> Given problem
Identify the lines containing the word "waveform". Copy each one.
★ ★ ★ ★ ★ ★ ★
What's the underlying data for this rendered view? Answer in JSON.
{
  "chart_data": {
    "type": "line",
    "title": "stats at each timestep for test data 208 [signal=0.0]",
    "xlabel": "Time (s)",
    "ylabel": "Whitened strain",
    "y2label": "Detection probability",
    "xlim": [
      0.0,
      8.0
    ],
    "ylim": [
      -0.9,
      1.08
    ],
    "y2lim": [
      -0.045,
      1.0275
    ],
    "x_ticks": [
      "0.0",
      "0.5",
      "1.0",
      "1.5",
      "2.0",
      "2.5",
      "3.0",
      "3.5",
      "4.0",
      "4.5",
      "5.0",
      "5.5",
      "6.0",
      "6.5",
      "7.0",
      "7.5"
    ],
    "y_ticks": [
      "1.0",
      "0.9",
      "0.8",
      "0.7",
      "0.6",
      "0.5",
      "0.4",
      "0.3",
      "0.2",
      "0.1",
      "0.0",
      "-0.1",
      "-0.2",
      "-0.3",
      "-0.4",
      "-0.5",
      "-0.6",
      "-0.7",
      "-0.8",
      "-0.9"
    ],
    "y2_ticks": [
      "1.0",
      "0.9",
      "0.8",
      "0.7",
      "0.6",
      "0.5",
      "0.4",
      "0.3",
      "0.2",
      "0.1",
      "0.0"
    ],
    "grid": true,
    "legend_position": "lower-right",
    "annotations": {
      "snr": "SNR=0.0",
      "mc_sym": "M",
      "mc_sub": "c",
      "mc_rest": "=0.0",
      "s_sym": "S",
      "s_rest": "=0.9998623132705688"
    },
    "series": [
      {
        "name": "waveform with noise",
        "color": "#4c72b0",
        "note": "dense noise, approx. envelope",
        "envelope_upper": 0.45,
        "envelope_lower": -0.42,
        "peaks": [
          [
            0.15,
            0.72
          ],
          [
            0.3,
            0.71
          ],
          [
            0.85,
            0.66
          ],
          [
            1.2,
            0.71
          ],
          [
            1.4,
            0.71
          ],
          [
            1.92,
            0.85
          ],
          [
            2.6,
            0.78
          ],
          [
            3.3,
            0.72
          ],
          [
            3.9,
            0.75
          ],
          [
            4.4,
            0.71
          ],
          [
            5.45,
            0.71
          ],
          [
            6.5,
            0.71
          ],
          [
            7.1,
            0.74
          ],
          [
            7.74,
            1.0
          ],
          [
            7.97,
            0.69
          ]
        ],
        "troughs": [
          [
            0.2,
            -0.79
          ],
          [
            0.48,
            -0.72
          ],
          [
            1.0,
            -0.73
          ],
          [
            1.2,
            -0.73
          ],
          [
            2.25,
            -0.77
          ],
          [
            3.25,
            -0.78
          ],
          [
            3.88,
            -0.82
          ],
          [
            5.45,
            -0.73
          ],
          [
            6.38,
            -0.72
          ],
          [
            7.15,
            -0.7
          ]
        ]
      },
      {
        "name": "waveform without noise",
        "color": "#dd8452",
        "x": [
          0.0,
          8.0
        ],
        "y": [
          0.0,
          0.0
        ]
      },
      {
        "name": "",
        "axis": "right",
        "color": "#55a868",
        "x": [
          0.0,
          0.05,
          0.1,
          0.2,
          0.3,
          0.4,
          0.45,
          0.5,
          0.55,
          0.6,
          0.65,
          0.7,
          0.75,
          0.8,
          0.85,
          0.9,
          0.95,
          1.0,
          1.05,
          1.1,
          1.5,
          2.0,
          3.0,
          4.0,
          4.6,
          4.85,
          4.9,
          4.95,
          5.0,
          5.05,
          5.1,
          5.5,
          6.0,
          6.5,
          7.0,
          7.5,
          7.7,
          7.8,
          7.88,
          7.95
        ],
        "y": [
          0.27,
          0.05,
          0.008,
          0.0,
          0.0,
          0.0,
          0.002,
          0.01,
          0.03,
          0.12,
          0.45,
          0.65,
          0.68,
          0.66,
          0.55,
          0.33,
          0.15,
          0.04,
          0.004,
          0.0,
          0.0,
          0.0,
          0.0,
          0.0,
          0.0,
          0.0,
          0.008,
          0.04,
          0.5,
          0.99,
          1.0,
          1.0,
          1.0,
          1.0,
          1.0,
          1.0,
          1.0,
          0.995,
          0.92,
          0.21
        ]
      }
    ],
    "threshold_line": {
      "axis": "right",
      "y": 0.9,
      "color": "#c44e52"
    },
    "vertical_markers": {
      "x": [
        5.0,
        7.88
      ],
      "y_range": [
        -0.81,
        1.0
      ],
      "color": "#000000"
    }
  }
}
★ ★ ★ ★ ★ ★ ★
> Solved exercise
        "name": "waveform with noise",
        "name": "waveform without noise",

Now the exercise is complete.